- _Aim_
Retype the data below without altering anything.

- _Material for this task_

--- Start ---

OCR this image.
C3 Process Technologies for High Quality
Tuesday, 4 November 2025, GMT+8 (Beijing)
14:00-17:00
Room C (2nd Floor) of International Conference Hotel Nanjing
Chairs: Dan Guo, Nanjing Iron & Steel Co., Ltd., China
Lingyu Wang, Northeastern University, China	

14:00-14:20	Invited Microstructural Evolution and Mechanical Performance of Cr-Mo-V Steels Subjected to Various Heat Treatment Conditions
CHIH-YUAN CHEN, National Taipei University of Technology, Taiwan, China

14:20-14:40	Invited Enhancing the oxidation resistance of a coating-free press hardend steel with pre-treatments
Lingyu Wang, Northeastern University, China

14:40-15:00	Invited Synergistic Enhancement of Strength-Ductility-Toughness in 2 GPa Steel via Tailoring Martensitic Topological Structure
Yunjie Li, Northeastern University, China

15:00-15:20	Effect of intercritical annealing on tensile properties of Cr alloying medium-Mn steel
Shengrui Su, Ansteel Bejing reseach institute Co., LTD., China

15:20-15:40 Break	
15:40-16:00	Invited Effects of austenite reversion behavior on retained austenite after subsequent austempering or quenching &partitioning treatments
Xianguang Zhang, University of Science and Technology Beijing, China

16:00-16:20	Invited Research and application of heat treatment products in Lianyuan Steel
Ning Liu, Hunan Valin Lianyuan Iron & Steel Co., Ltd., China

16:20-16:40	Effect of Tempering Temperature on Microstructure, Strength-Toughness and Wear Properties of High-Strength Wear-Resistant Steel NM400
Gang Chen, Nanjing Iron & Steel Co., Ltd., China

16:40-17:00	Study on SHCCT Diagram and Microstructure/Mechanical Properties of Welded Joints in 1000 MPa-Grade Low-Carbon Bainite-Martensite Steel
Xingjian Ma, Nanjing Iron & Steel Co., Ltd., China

--- End ---

- _Task result_
OCR this image.
C3 Process Technologies for High Quality
Tuesday, 4 November 2025, GMT+8 (Beijing)
14:00-17:00
Room C (2nd Floor) of International Conference Hotel Nanjing
Chairs: Dan Guo, Nanjing Iron & Steel Co., Ltd., China
Lingyu Wang, Northeastern University, China	

14:00-14:20	Invited Microstructural Evolution and Mechanical Performance of Cr-Mo-V Steels Subjected to Various Heat Treatment Conditions
CHIH-YUAN CHEN, National Taipei University of Technology, Taiwan, China

14:20-14:40	Invited Enhancing the oxidation resistance of a coating-free press hardend steel with pre-treatments
Lingyu Wang, Northeastern University, China

14:40-15:00	Invited Synergistic Enhancement of Strength-Ductility-Toughness in 2 GPa Steel via Tailoring Martensitic Topological Structure
Yunjie Li, Northeastern University, China

15:00-15:20	Effect of intercritical annealing on tensile properties of Cr alloying medium-Mn steel
Shengrui Su, Ansteel Bejing reseach institute Co., LTD., China

15:20-15:40 Break	
15:40-16:00	Invited Effects of austenite reversion behavior on retained austenite after subsequent austempering or quenching &partitioning treatments
Xianguang Zhang, University of Science and Technology Beijing, China

16:00-16:20	Invited Research and application of heat treatment products in Lianyuan Steel
Ning Liu, Hunan Valin Lianyuan Iron & Steel Co., Ltd., China

16:20-16:40	Effect of Tempering Temperature on Microstructure, Strength-Toughness and Wear Properties of High-Strength Wear-Resistant Steel NM400
Gang Chen, Nanjing Iron & Steel Co., Ltd., China

16:40-17:00	Study on SHCCT Diagram and Microstructure/Mechanical Properties of Welded Joints in 1000 MPa-Grade Low-Carbon Bainite-Martensite Steel
Xingjian Ma, Nanjing Iron & Steel Co., Ltd., China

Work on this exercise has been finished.